Short problem: Copy the following data word for word, keeping every line in its original order. Leave the pictures out of your copy.
┌──
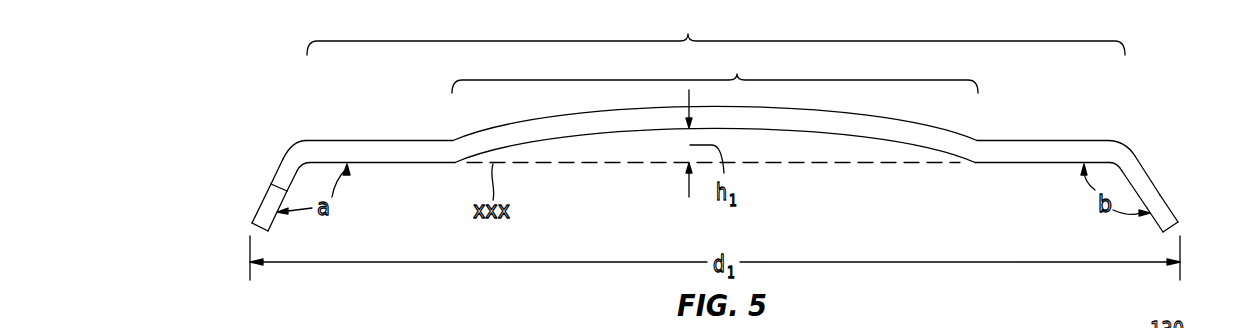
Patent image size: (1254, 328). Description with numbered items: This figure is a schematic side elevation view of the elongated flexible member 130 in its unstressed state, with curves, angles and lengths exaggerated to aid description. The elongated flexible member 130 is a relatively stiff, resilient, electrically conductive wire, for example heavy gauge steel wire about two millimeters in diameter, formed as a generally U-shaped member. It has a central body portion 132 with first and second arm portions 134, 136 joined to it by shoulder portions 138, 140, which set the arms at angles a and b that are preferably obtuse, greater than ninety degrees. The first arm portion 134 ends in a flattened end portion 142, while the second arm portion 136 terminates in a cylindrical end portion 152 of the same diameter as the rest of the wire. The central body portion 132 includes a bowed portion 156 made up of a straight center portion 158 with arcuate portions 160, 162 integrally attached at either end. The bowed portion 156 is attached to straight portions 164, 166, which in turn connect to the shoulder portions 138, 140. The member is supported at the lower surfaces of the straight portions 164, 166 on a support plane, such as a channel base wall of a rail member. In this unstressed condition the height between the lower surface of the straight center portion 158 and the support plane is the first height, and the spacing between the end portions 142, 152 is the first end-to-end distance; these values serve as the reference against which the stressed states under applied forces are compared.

The elongated flexible member 130 is at (1139, 89).
The central body portion 132 is at (716, 31).
The first arm portion 134 is at (271, 188).
The second arm portion 136 is at (1163, 184).
The shoulder portion 138 is at (294, 141).
The shoulder portion 140 is at (1137, 141).
The flattened end portion 142 is at (259, 208).
The cylindrical end portion 152 is at (1171, 205).
The bowed portion 156 is at (715, 93).
The straight center portion 158 is at (772, 132).
The arcuate portion 160 is at (545, 141).
The arcuate portion 162 is at (885, 141).
The straight portion 164 is at (381, 140).
The straight portion 166 is at (1052, 140).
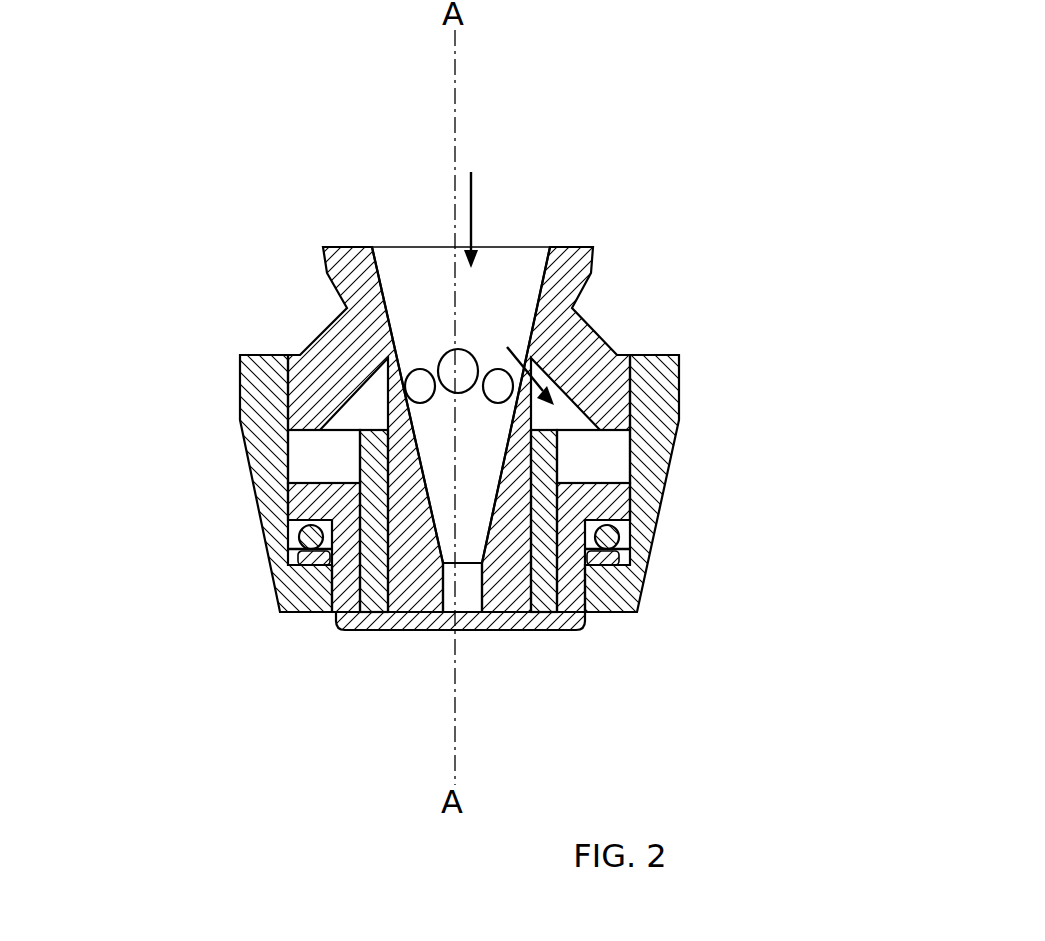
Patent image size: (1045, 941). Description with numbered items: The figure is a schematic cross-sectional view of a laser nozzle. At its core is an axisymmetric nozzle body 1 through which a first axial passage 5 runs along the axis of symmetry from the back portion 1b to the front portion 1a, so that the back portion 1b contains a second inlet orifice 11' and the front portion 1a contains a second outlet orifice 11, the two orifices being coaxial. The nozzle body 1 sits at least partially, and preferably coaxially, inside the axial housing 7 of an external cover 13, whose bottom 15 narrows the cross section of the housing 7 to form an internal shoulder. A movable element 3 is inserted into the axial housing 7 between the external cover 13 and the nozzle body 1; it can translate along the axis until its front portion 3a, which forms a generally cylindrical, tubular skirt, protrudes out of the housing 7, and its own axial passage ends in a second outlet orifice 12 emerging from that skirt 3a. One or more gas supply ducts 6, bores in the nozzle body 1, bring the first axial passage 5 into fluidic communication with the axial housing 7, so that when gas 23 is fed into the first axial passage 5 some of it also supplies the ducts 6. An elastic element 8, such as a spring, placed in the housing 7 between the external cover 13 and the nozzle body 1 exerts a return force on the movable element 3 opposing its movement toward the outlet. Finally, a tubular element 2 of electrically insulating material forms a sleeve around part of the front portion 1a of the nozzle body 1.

The nozzle body 1 is at (558, 308).
The front portion of the nozzle body 1a is at (490, 583).
The back portion of the nozzle body 1b is at (560, 267).
The tubular element 2 is at (370, 597).
The movable element 3 is at (613, 510).
The front portion forming a skirt 3a is at (567, 610).
The first axial passage 5 is at (465, 301).
The gas supply duct 6 is at (457, 377).
The axial housing 7 is at (316, 468).
The elastic element 8 is at (308, 545).
The second outlet orifice 11 is at (431, 646).
The second inlet orifice 11' is at (454, 167).
The second outlet orifice of the movable element 12 is at (383, 627).
The external cover 13 is at (643, 413).
The bottom of the external cover 15 is at (610, 580).
The gas 23 is at (708, 300).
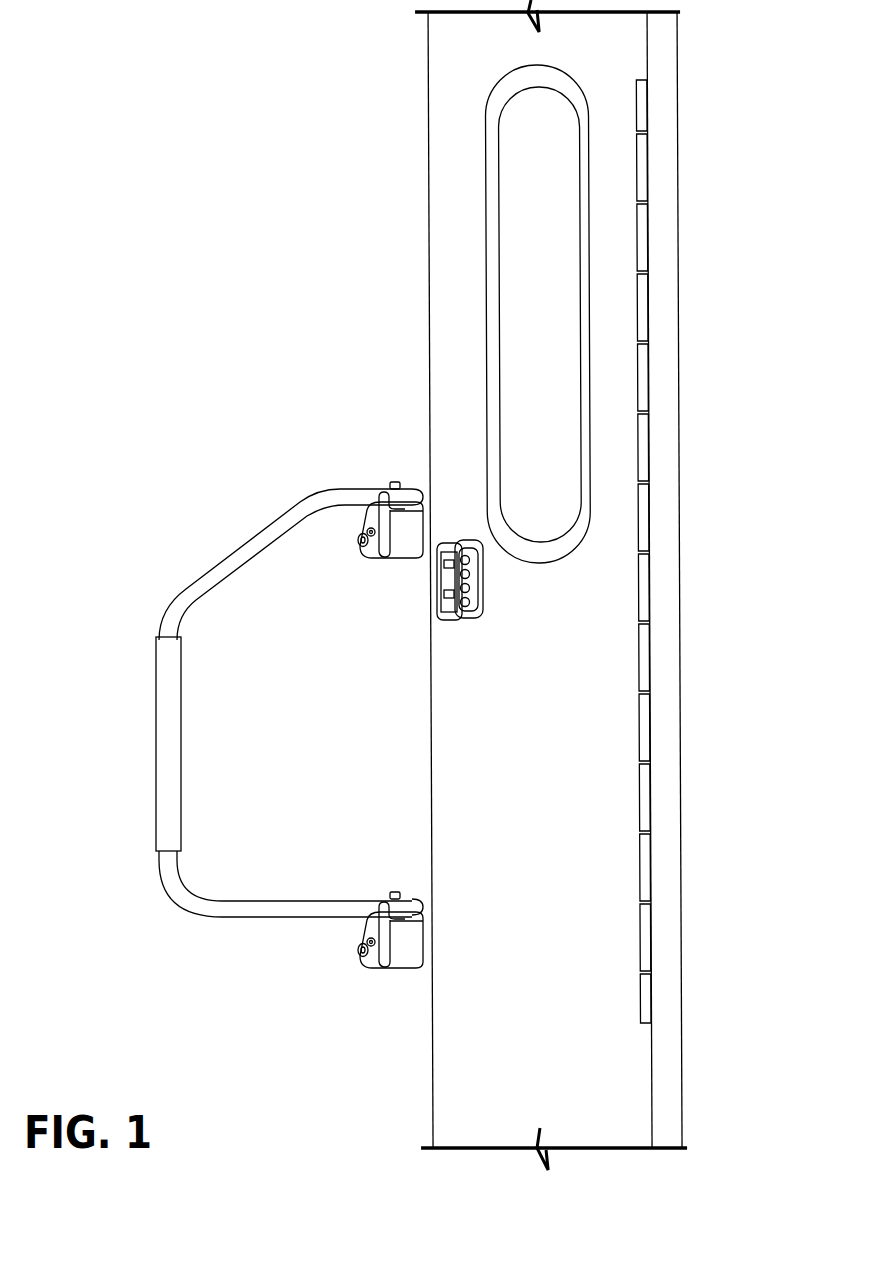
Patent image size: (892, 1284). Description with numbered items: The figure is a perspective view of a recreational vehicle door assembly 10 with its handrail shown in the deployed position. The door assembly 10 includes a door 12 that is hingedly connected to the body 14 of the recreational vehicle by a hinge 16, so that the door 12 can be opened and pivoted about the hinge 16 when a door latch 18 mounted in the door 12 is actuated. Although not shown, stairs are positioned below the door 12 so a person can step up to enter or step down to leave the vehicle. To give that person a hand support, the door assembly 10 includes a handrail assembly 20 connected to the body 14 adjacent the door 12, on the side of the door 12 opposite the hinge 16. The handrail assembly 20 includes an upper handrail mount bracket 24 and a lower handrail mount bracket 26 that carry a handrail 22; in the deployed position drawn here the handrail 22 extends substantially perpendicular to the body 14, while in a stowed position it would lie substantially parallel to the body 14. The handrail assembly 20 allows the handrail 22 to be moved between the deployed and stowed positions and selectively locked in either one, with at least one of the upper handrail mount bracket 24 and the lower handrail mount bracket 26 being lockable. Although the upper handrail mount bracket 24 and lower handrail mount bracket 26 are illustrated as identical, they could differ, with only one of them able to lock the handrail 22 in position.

The door assembly 10 is at (312, 229).
The door 12 is at (429, 338).
The body 14 is at (665, 478).
The hinge 16 is at (649, 372).
The door latch 18 is at (489, 613).
The handrail assembly 20 is at (220, 537).
The handrail 22 is at (177, 591).
The upper handrail mount bracket 24 is at (353, 536).
The lower handrail mount bracket 26 is at (353, 946).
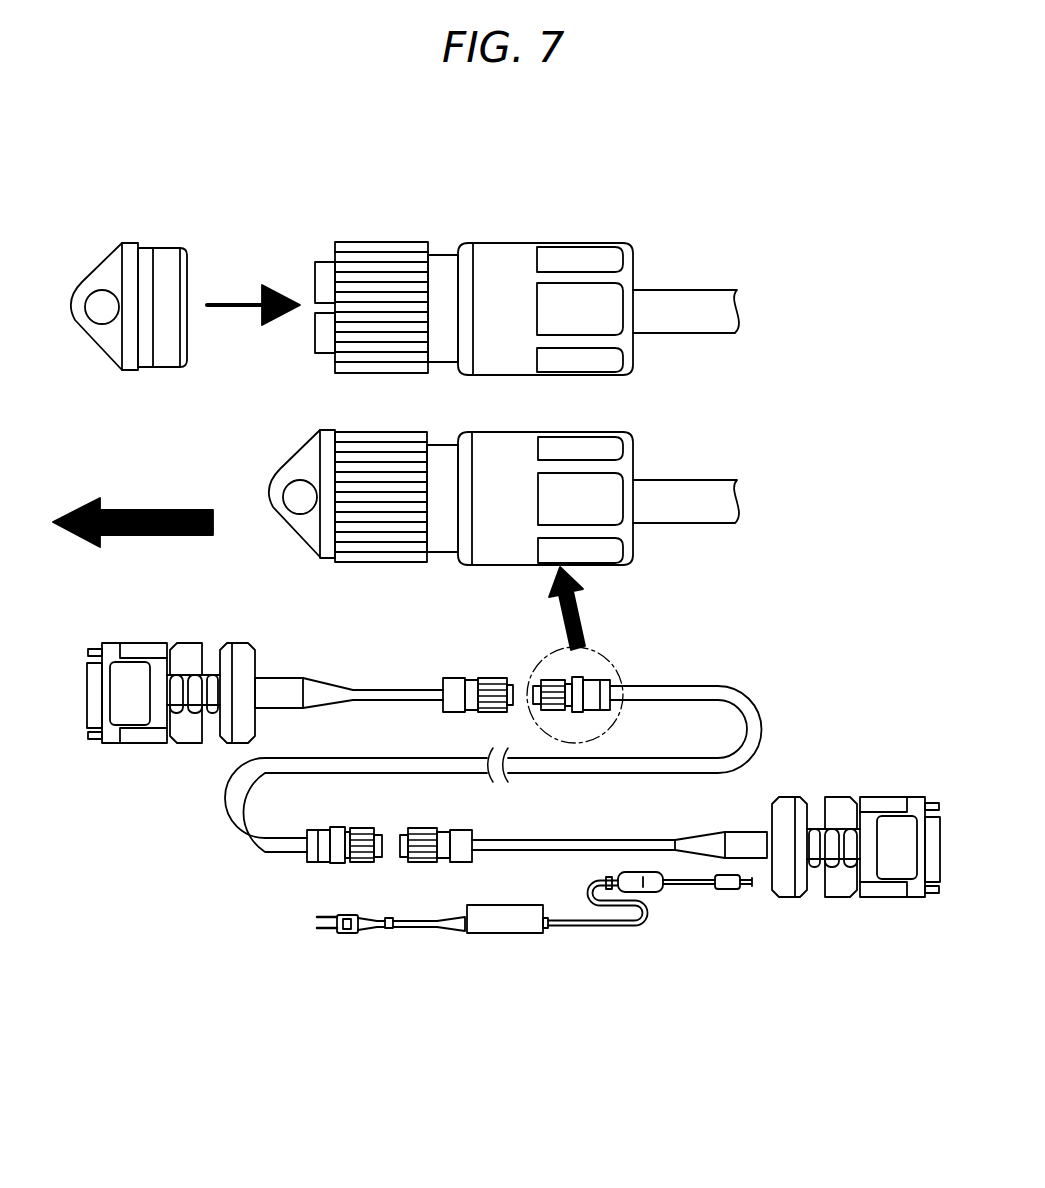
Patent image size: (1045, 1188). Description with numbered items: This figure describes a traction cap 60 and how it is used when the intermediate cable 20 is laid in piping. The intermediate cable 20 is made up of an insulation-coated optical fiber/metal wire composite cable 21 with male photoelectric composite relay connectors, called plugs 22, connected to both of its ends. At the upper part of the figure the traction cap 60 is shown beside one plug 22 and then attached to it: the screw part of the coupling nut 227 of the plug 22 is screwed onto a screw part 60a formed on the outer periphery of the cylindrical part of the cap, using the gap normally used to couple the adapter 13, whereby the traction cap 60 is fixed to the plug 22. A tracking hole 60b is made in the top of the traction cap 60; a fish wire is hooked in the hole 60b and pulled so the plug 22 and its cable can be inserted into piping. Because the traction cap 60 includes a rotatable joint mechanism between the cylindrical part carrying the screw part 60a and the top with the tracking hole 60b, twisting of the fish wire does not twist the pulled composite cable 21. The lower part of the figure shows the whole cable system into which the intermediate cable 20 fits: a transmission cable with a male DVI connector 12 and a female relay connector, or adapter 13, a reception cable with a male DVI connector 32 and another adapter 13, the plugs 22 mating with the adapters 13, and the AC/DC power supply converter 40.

The male DVI connector 12 is at (125, 745).
The female photoelectric composite relay connector 13 is at (488, 678).
The intermediate cable 20 is at (537, 537).
The composite cable 21 is at (705, 290).
The male photoelectric composite relay connector 22 is at (465, 547).
The male DVI connector 32 is at (882, 898).
The AC/DC power supply converter 40 is at (512, 933).
The traction cap 60 is at (194, 400).
The screw part 60a is at (165, 248).
The tracking hole 60b is at (101, 310).
The coupling nut 227 is at (378, 240).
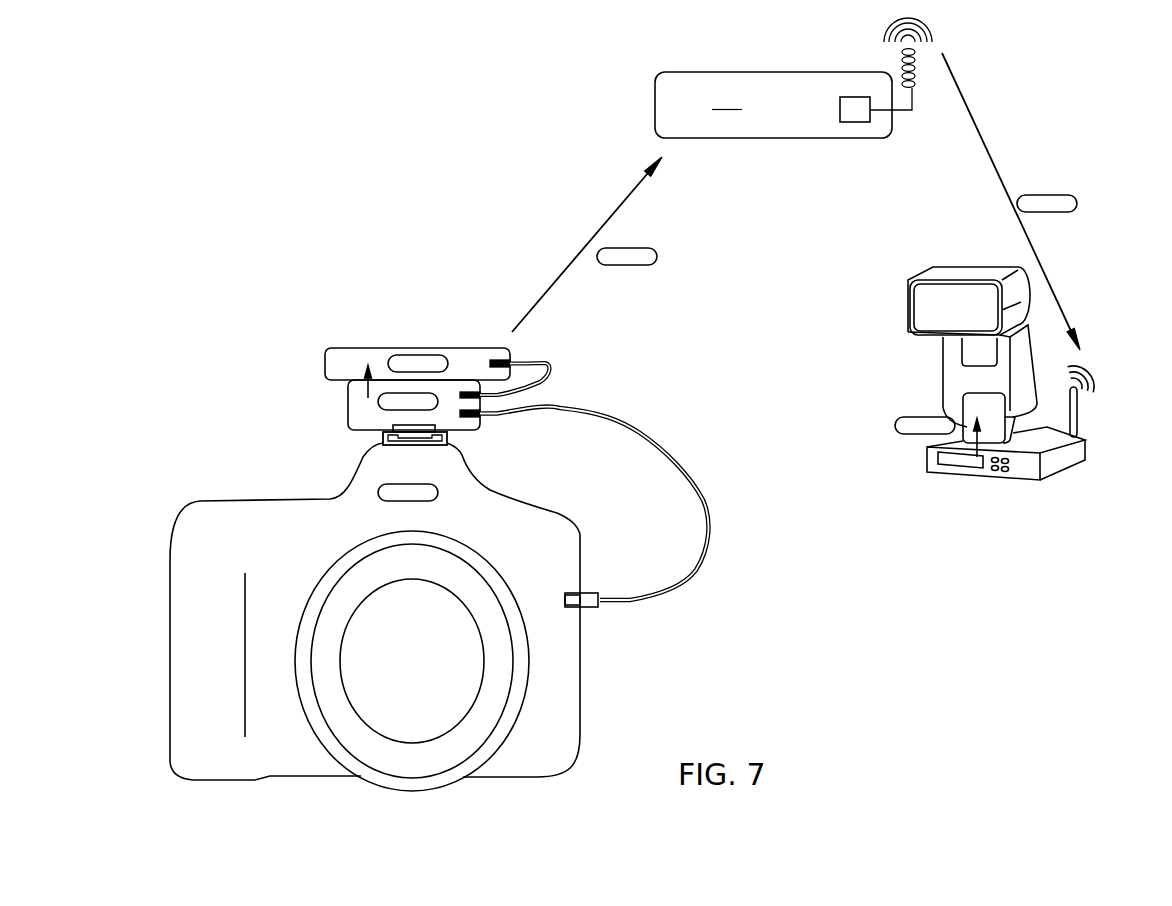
└──
Complete response:
Patent image size: (1254, 328). Description with numbered items: This figure is a schematic side elevation view of the elongated flexible member 130 in its unstressed state, with curves, angles and lengths exaggerated to aid description. The elongated flexible member 130 is a relatively stiff, resilient, electrically conductive wire, for example heavy gauge steel wire about two millimeters in diameter, formed as a generally U-shaped member. It has a central body portion 132 with first and second arm portions 134, 136 joined to it by shoulder portions 138, 140, which set the arms at angles a and b that are preferably obtuse, greater than ninety degrees. The first arm portion 134 ends in a flattened end portion 142, while the second arm portion 136 terminates in a cylindrical end portion 152 of the same diameter as the rest of the wire. The central body portion 132 includes a bowed portion 156 made up of a straight center portion 158 with arcuate portions 160, 162 integrally attached at either end. The bowed portion 156 is attached to straight portions 164, 166, which in turn connect to the shoulder portions 138, 140. The member is supported at the lower surfaces of the straight portions 164, 166 on a support plane, such as a channel base wall of a rail member. In this unstressed condition the height between the lower surface of the straight center portion 158 and the support plane is the first height, and the spacing between the end portions 142, 152 is the first end-to-end distance; these values serve as the reference against which the stressed states under applied forces are compared.

The elongated flexible member 130 is at (1139, 89).
The central body portion 132 is at (716, 31).
The first arm portion 134 is at (271, 188).
The second arm portion 136 is at (1163, 184).
The shoulder portion 138 is at (294, 141).
The shoulder portion 140 is at (1137, 141).
The flattened end portion 142 is at (259, 208).
The cylindrical end portion 152 is at (1171, 205).
The bowed portion 156 is at (715, 93).
The straight center portion 158 is at (772, 132).
The arcuate portion 160 is at (545, 141).
The arcuate portion 162 is at (885, 141).
The straight portion 164 is at (381, 140).
The straight portion 166 is at (1052, 140).
Patent image size: (1045, 941). Description with numbered items: The figure is a schematic cross-sectional view of a laser nozzle. At its core is an axisymmetric nozzle body 1 through which a first axial passage 5 runs along the axis of symmetry from the back portion 1b to the front portion 1a, so that the back portion 1b contains a second inlet orifice 11' and the front portion 1a contains a second outlet orifice 11, the two orifices being coaxial. The nozzle body 1 sits at least partially, and preferably coaxially, inside the axial housing 7 of an external cover 13, whose bottom 15 narrows the cross section of the housing 7 to form an internal shoulder. A movable element 3 is inserted into the axial housing 7 between the external cover 13 and the nozzle body 1; it can translate along the axis until its front portion 3a, which forms a generally cylindrical, tubular skirt, protrudes out of the housing 7, and its own axial passage ends in a second outlet orifice 12 emerging from that skirt 3a. One or more gas supply ducts 6, bores in the nozzle body 1, bring the first axial passage 5 into fluidic communication with the axial housing 7, so that when gas 23 is fed into the first axial passage 5 some of it also supplies the ducts 6. An elastic element 8, such as a spring, placed in the housing 7 between the external cover 13 and the nozzle body 1 exerts a return force on the movable element 3 opposing its movement toward the outlet. Finally, a tubular element 2 of electrically insulating material forms a sleeve around part of the front portion 1a of the nozzle body 1.

The nozzle body 1 is at (558, 308).
The front portion of the nozzle body 1a is at (490, 583).
The back portion of the nozzle body 1b is at (560, 267).
The tubular element 2 is at (370, 597).
The movable element 3 is at (613, 510).
The front portion forming a skirt 3a is at (567, 610).
The first axial passage 5 is at (465, 301).
The gas supply duct 6 is at (457, 377).
The axial housing 7 is at (316, 468).
The elastic element 8 is at (308, 545).
The second outlet orifice 11 is at (431, 646).
The second inlet orifice 11' is at (454, 167).
The second outlet orifice of the movable element 12 is at (383, 627).
The external cover 13 is at (643, 413).
The bottom of the external cover 15 is at (610, 580).
The gas 23 is at (708, 300).
Patent image size: (892, 1284). Description with numbered items: The figure is a perspective view of a recreational vehicle door assembly 10 with its handrail shown in the deployed position. The door assembly 10 includes a door 12 that is hingedly connected to the body 14 of the recreational vehicle by a hinge 16, so that the door 12 can be opened and pivoted about the hinge 16 when a door latch 18 mounted in the door 12 is actuated. Although not shown, stairs are positioned below the door 12 so a person can step up to enter or step down to leave the vehicle. To give that person a hand support, the door assembly 10 includes a handrail assembly 20 connected to the body 14 adjacent the door 12, on the side of the door 12 opposite the hinge 16. The handrail assembly 20 includes an upper handrail mount bracket 24 and a lower handrail mount bracket 26 that carry a handrail 22; in the deployed position drawn here the handrail 22 extends substantially perpendicular to the body 14, while in a stowed position it would lie substantially parallel to the body 14. The handrail assembly 20 allows the handrail 22 to be moved between the deployed and stowed positions and selectively locked in either one, with at least one of the upper handrail mount bracket 24 and the lower handrail mount bracket 26 being lockable. Although the upper handrail mount bracket 24 and lower handrail mount bracket 26 are illustrated as identical, they could differ, with only one of them able to lock the handrail 22 in position.

The door assembly 10 is at (312, 229).
The door 12 is at (429, 338).
The body 14 is at (665, 478).
The hinge 16 is at (649, 372).
The door latch 18 is at (489, 613).
The handrail assembly 20 is at (220, 537).
The handrail 22 is at (177, 591).
The upper handrail mount bracket 24 is at (353, 536).
The lower handrail mount bracket 26 is at (353, 946).
Patent image size: (1045, 1188). Description with numbered items: This figure describes a traction cap 60 and how it is used when the intermediate cable 20 is laid in piping. The intermediate cable 20 is made up of an insulation-coated optical fiber/metal wire composite cable 21 with male photoelectric composite relay connectors, called plugs 22, connected to both of its ends. At the upper part of the figure the traction cap 60 is shown beside one plug 22 and then attached to it: the screw part of the coupling nut 227 of the plug 22 is screwed onto a screw part 60a formed on the outer periphery of the cylindrical part of the cap, using the gap normally used to couple the adapter 13, whereby the traction cap 60 is fixed to the plug 22. A tracking hole 60b is made in the top of the traction cap 60; a fish wire is hooked in the hole 60b and pulled so the plug 22 and its cable can be inserted into piping. Because the traction cap 60 includes a rotatable joint mechanism between the cylindrical part carrying the screw part 60a and the top with the tracking hole 60b, twisting of the fish wire does not twist the pulled composite cable 21. The lower part of the figure shows the whole cable system into which the intermediate cable 20 fits: a transmission cable with a male DVI connector 12 and a female relay connector, or adapter 13, a reception cable with a male DVI connector 32 and another adapter 13, the plugs 22 mating with the adapters 13, and the AC/DC power supply converter 40.

The male DVI connector 12 is at (125, 745).
The female photoelectric composite relay connector 13 is at (488, 678).
The intermediate cable 20 is at (537, 537).
The composite cable 21 is at (705, 290).
The male photoelectric composite relay connector 22 is at (465, 547).
The male DVI connector 32 is at (882, 898).
The AC/DC power supply converter 40 is at (512, 933).
The traction cap 60 is at (194, 400).
The screw part 60a is at (165, 248).
The tracking hole 60b is at (101, 310).
The coupling nut 227 is at (378, 240).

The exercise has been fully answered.